▶ Exercise: Could you copy every line of the records below word for word, leaving the pictures out of your answer?

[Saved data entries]
# # # # #

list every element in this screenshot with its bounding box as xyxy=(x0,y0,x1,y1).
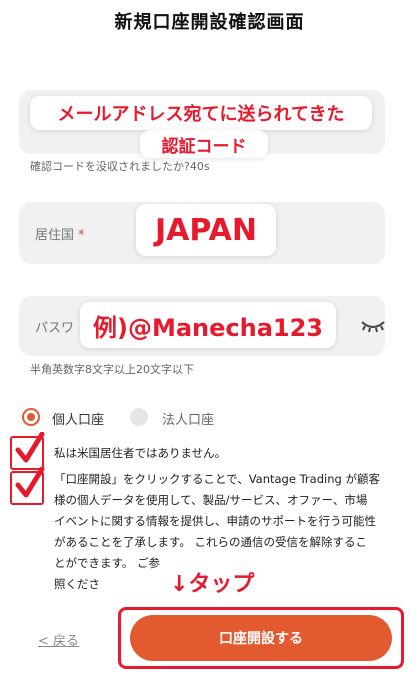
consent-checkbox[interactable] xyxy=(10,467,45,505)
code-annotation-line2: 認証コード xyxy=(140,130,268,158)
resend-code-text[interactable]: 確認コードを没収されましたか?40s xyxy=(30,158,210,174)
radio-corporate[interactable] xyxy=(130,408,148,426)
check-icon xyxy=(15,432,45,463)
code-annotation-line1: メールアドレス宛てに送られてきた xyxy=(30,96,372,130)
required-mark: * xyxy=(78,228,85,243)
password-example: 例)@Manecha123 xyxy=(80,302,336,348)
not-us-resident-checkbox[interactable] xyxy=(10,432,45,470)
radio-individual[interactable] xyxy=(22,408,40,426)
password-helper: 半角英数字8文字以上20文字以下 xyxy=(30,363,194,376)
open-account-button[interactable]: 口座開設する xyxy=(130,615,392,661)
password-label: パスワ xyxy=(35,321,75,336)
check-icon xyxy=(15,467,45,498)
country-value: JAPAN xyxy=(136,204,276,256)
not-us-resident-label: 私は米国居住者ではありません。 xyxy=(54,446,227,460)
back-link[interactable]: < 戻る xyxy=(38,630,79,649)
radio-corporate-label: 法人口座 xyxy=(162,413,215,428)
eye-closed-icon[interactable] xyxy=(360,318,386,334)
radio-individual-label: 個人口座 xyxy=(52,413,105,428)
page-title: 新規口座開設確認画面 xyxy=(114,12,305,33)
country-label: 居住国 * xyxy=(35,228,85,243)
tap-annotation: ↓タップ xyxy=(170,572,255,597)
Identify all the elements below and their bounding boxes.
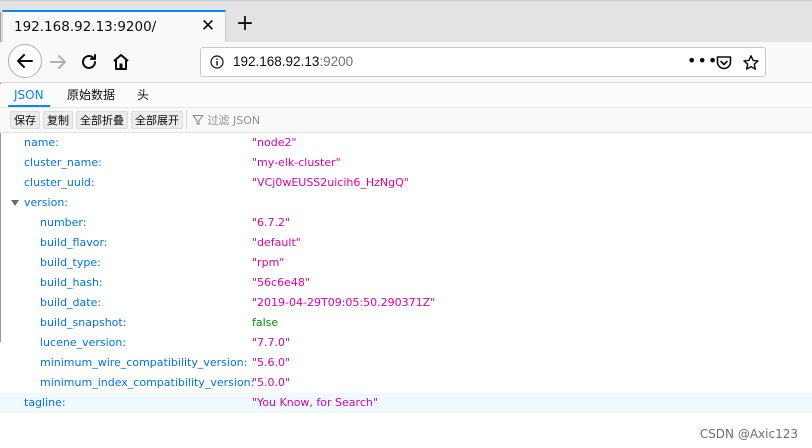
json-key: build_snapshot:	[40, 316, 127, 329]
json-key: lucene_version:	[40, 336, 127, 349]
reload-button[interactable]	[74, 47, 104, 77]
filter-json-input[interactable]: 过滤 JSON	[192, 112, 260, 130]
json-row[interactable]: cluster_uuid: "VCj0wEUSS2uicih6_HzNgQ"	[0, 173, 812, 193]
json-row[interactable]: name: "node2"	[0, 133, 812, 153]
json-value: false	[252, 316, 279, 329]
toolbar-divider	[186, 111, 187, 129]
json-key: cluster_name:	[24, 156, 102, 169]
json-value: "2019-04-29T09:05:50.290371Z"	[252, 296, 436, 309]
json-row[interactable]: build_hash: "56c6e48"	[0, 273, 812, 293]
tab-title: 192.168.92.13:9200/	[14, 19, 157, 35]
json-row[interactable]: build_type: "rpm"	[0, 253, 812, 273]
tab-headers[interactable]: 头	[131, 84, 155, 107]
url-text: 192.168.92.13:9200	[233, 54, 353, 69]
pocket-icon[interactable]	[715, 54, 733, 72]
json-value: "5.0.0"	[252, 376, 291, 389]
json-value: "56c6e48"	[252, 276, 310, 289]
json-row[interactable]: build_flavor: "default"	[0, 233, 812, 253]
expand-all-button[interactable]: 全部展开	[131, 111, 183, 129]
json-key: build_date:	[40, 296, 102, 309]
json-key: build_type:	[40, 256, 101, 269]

# # # # #

▶ Complete answer:
list every element in this screenshot with its bounding box as xyxy=(x0,y0,x1,y1).
consent-checkbox[interactable] xyxy=(10,467,45,505)
code-annotation-line2: 認証コード xyxy=(140,130,268,158)
resend-code-text[interactable]: 確認コードを没収されましたか?40s xyxy=(30,158,210,174)
radio-corporate[interactable] xyxy=(130,408,148,426)
check-icon xyxy=(15,432,45,463)
code-annotation-line1: メールアドレス宛てに送られてきた xyxy=(30,96,372,130)
required-mark: * xyxy=(78,228,85,243)
password-example: 例)@Manecha123 xyxy=(80,302,336,348)
not-us-resident-checkbox[interactable] xyxy=(10,432,45,470)
radio-individual[interactable] xyxy=(22,408,40,426)
password-helper: 半角英数字8文字以上20文字以下 xyxy=(30,363,194,376)
open-account-button[interactable]: 口座開設する xyxy=(130,615,392,661)
password-label: パスワ xyxy=(35,321,75,336)
check-icon xyxy=(15,467,45,498)
country-value: JAPAN xyxy=(136,204,276,256)
not-us-resident-label: 私は米国居住者ではありません。 xyxy=(54,446,227,460)
back-link[interactable]: < 戻る xyxy=(38,630,79,649)
radio-corporate-label: 法人口座 xyxy=(162,413,215,428)
eye-closed-icon[interactable] xyxy=(360,318,386,334)
radio-individual-label: 個人口座 xyxy=(52,413,105,428)
page-title: 新規口座開設確認画面 xyxy=(114,12,305,33)
country-label: 居住国 * xyxy=(35,228,85,243)
tap-annotation: ↓タップ xyxy=(170,572,255,597)
Identify all the elements below and their bounding boxes.
json-key: build_snapshot:	[40, 316, 127, 329]
json-key: lucene_version:	[40, 336, 127, 349]
reload-button[interactable]	[74, 47, 104, 77]
filter-json-input[interactable]: 过滤 JSON	[192, 112, 260, 130]
json-row[interactable]: cluster_uuid: "VCj0wEUSS2uicih6_HzNgQ"	[0, 173, 812, 193]
json-row[interactable]: name: "node2"	[0, 133, 812, 153]
json-value: false	[252, 316, 279, 329]
toolbar-divider	[186, 111, 187, 129]
json-key: cluster_name:	[24, 156, 102, 169]
json-value: "2019-04-29T09:05:50.290371Z"	[252, 296, 436, 309]
json-row[interactable]: build_hash: "56c6e48"	[0, 273, 812, 293]
tab-title: 192.168.92.13:9200/	[14, 19, 157, 35]
json-row[interactable]: build_type: "rpm"	[0, 253, 812, 273]
tab-headers[interactable]: 头	[131, 84, 155, 107]
url-text: 192.168.92.13:9200	[233, 54, 353, 69]
pocket-icon[interactable]	[715, 54, 733, 72]
json-value: "5.0.0"	[252, 376, 291, 389]
json-value: "56c6e48"	[252, 276, 310, 289]
json-row[interactable]: build_flavor: "default"	[0, 233, 812, 253]
expand-all-button[interactable]: 全部展开	[131, 111, 183, 129]
json-key: build_date:	[40, 296, 102, 309]
json-key: build_type:	[40, 256, 101, 269]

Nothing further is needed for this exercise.